Transcribe every entry word for word, but skip the images.

═══

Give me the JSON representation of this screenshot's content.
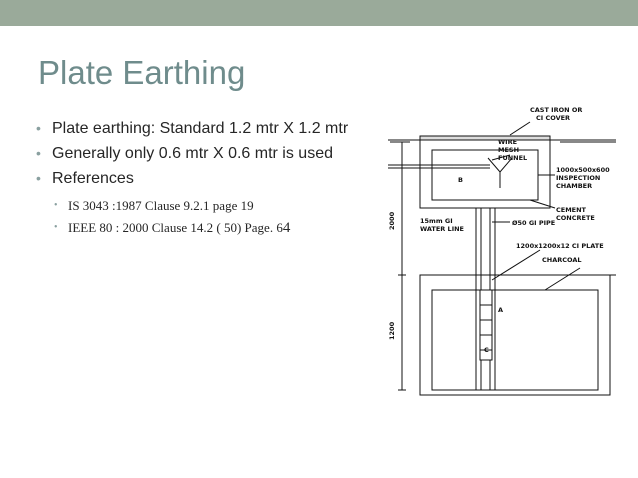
{
  "slide": {
    "title": "Plate Earthing",
    "bullets": [
      "Plate earthing: Standard 1.2 mtr X 1.2 mtr",
      "Generally only 0.6 mtr X 0.6 mtr is used",
      "References"
    ],
    "sub_bullets": [
      "IS 3043 :1987  Clause 9.2.1 page 19",
      "IEEE 80 : 2000 Clause  14.2 ( 50) Page. 6"
    ],
    "sub_bullet_tail": "4",
    "bullet_glyph": "•"
  },
  "diagram": {
    "labels": {
      "cover": "CAST IRON OR",
      "cover2": "CI COVER",
      "wire": "WIRE",
      "mesh": "MESH",
      "funnel": "FUNNEL",
      "dims": "1000x500x600",
      "chamber1": "INSPECTION",
      "chamber2": "CHAMBER",
      "b": "B",
      "cement1": "CEMENT",
      "cement2": "CONCRETE",
      "gi1": "15mm GI",
      "gi2": "WATER LINE",
      "pipe": "Ø50 GI PIPE",
      "plate": "1200x1200x12 CI PLATE",
      "charcoal": "CHARCOAL",
      "a": "A",
      "c": "C",
      "dim_upper": "2000",
      "dim_lower": "1200"
    }
  },
  "colors": {
    "band": "#9aaa9a",
    "title": "#6f8c8c",
    "text": "#262626",
    "bullet": "#8aa0a0"
  }
}
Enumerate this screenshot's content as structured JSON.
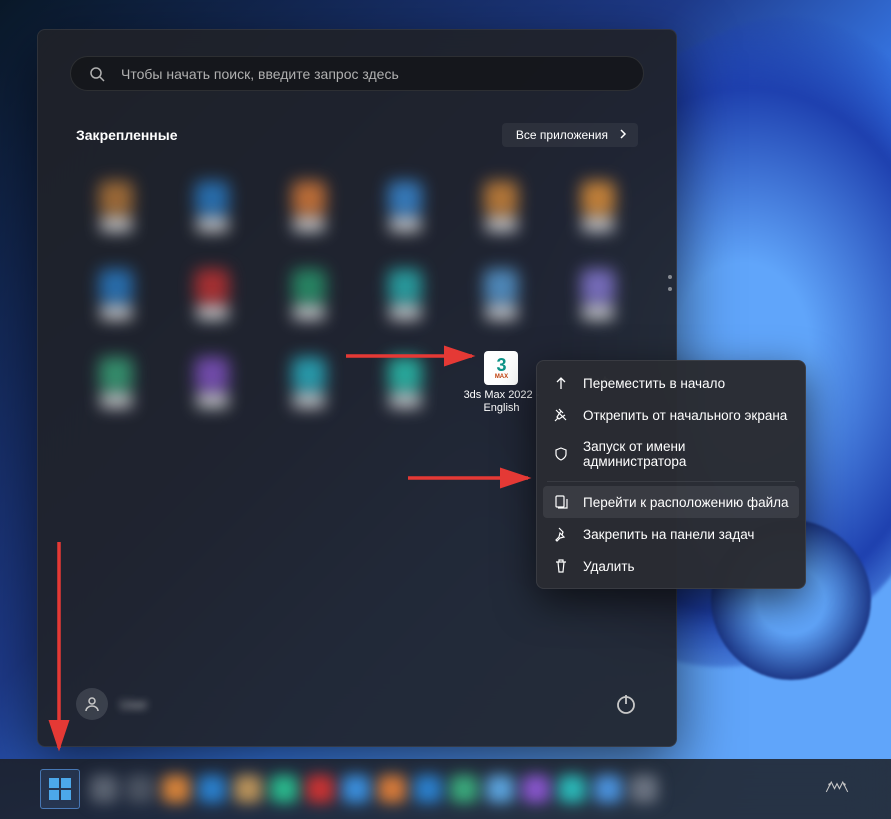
{
  "search": {
    "placeholder": "Чтобы начать поиск, введите запрос здесь"
  },
  "pinned": {
    "title": "Закрепленные",
    "all_apps_label": "Все приложения"
  },
  "apps": {
    "max_label": "3ds Max 2022 - English"
  },
  "context_menu": {
    "move_to_front": "Переместить в начало",
    "unpin_start": "Открепить от начального экрана",
    "run_as_admin": "Запуск от имени администратора",
    "open_file_location": "Перейти к расположению файла",
    "pin_to_taskbar": "Закрепить на панели задач",
    "delete": "Удалить"
  },
  "user": {
    "name": "User"
  },
  "colors": {
    "accent": "#4ca8ea",
    "arrow": "#e53935"
  },
  "tile_colors": [
    "#b97a3a",
    "#2b7ec9",
    "#e07e3a",
    "#3b8dd9",
    "#d68a3a",
    "#e8963a",
    "#2b7ec9",
    "#c73333",
    "#2a9b6f",
    "#2bb5b5",
    "#5aa0d9",
    "#8a7cd9",
    "#3aa67a",
    "#8655c9",
    "#2bb5c7",
    "#2bc9b5"
  ]
}
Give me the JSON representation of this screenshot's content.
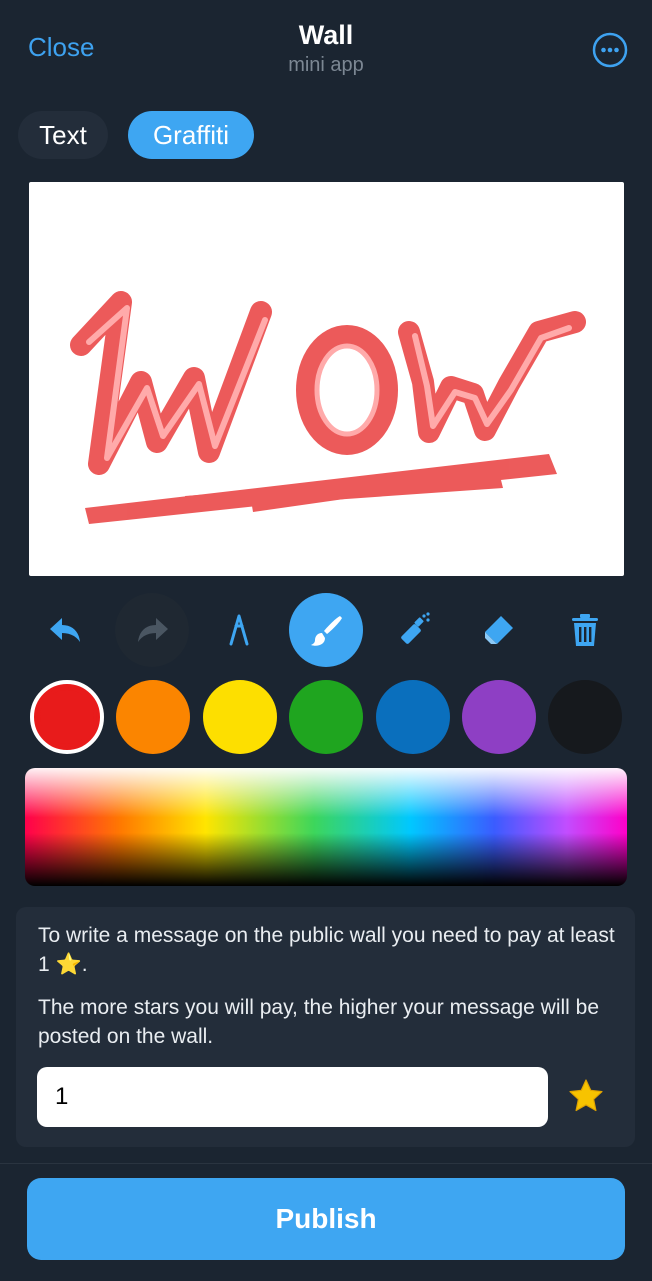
{
  "header": {
    "close_label": "Close",
    "title": "Wall",
    "subtitle": "mini app",
    "more_icon": "ellipsis-circle-icon"
  },
  "tabs": [
    {
      "label": "Text",
      "active": false
    },
    {
      "label": "Graffiti",
      "active": true
    }
  ],
  "canvas": {
    "drawing_color": "#e51c1c"
  },
  "toolbar": {
    "tools": [
      {
        "icon": "undo-icon",
        "active": false
      },
      {
        "icon": "redo-icon",
        "active": false
      },
      {
        "icon": "pen-icon",
        "active": false
      },
      {
        "icon": "brush-icon",
        "active": true
      },
      {
        "icon": "spray-icon",
        "active": false
      },
      {
        "icon": "eraser-icon",
        "active": false
      },
      {
        "icon": "trash-icon",
        "active": false
      }
    ]
  },
  "palette": {
    "colors": [
      "#e81b1b",
      "#fb8500",
      "#fddf00",
      "#1fa51f",
      "#0a6fbd",
      "#8e3fc4",
      "#16191d"
    ],
    "selected_index": 0
  },
  "info": {
    "paragraph1_prefix": "To write a message on the public wall you need to pay at least 1",
    "paragraph1_suffix": ".",
    "star_glyph": "⭐",
    "paragraph2": "The more stars you will pay, the higher your message will be posted on the wall.",
    "amount_value": "1",
    "star_icon": "star-icon"
  },
  "publish_label": "Publish",
  "colors": {
    "background": "#1b2531",
    "card": "#232d3a",
    "accent": "#3ea6f2",
    "link": "#3ea2f0",
    "muted": "#7c8793"
  }
}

═══

#### Task answer:
Give me the JSON representation of this screenshot's content.
{
  "slide": {
    "title": "Plate Earthing",
    "bullets": [
      "Plate earthing: Standard 1.2 mtr X 1.2 mtr",
      "Generally only 0.6 mtr X 0.6 mtr is used",
      "References"
    ],
    "sub_bullets": [
      "IS 3043 :1987  Clause 9.2.1 page 19",
      "IEEE 80 : 2000 Clause  14.2 ( 50) Page. 6"
    ],
    "sub_bullet_tail": "4",
    "bullet_glyph": "•"
  },
  "diagram": {
    "labels": {
      "cover": "CAST IRON OR",
      "cover2": "CI COVER",
      "wire": "WIRE",
      "mesh": "MESH",
      "funnel": "FUNNEL",
      "dims": "1000x500x600",
      "chamber1": "INSPECTION",
      "chamber2": "CHAMBER",
      "b": "B",
      "cement1": "CEMENT",
      "cement2": "CONCRETE",
      "gi1": "15mm GI",
      "gi2": "WATER LINE",
      "pipe": "Ø50 GI PIPE",
      "plate": "1200x1200x12 CI PLATE",
      "charcoal": "CHARCOAL",
      "a": "A",
      "c": "C",
      "dim_upper": "2000",
      "dim_lower": "1200"
    }
  },
  "colors": {
    "band": "#9aaa9a",
    "title": "#6f8c8c",
    "text": "#262626",
    "bullet": "#8aa0a0"
  }
}
Enumerate this screenshot's content as structured JSON.
{
  "search": {
    "placeholder": "Чтобы начать поиск, введите запрос здесь"
  },
  "pinned": {
    "title": "Закрепленные",
    "all_apps_label": "Все приложения"
  },
  "apps": {
    "max_label": "3ds Max 2022 - English"
  },
  "context_menu": {
    "move_to_front": "Переместить в начало",
    "unpin_start": "Открепить от начального экрана",
    "run_as_admin": "Запуск от имени администратора",
    "open_file_location": "Перейти к расположению файла",
    "pin_to_taskbar": "Закрепить на панели задач",
    "delete": "Удалить"
  },
  "user": {
    "name": "User"
  },
  "colors": {
    "accent": "#4ca8ea",
    "arrow": "#e53935"
  },
  "tile_colors": [
    "#b97a3a",
    "#2b7ec9",
    "#e07e3a",
    "#3b8dd9",
    "#d68a3a",
    "#e8963a",
    "#2b7ec9",
    "#c73333",
    "#2a9b6f",
    "#2bb5b5",
    "#5aa0d9",
    "#8a7cd9",
    "#3aa67a",
    "#8655c9",
    "#2bb5c7",
    "#2bc9b5"
  ]
}
Give me the JSON representation of this screenshot's content.
{
  "header": {
    "close_label": "Close",
    "title": "Wall",
    "subtitle": "mini app",
    "more_icon": "ellipsis-circle-icon"
  },
  "tabs": [
    {
      "label": "Text",
      "active": false
    },
    {
      "label": "Graffiti",
      "active": true
    }
  ],
  "canvas": {
    "drawing_color": "#e51c1c"
  },
  "toolbar": {
    "tools": [
      {
        "icon": "undo-icon",
        "active": false
      },
      {
        "icon": "redo-icon",
        "active": false
      },
      {
        "icon": "pen-icon",
        "active": false
      },
      {
        "icon": "brush-icon",
        "active": true
      },
      {
        "icon": "spray-icon",
        "active": false
      },
      {
        "icon": "eraser-icon",
        "active": false
      },
      {
        "icon": "trash-icon",
        "active": false
      }
    ]
  },
  "palette": {
    "colors": [
      "#e81b1b",
      "#fb8500",
      "#fddf00",
      "#1fa51f",
      "#0a6fbd",
      "#8e3fc4",
      "#16191d"
    ],
    "selected_index": 0
  },
  "info": {
    "paragraph1_prefix": "To write a message on the public wall you need to pay at least 1",
    "paragraph1_suffix": ".",
    "star_glyph": "⭐",
    "paragraph2": "The more stars you will pay, the higher your message will be posted on the wall.",
    "amount_value": "1",
    "star_icon": "star-icon"
  },
  "publish_label": "Publish",
  "colors": {
    "background": "#1b2531",
    "card": "#232d3a",
    "accent": "#3ea6f2",
    "link": "#3ea2f0",
    "muted": "#7c8793"
  }
}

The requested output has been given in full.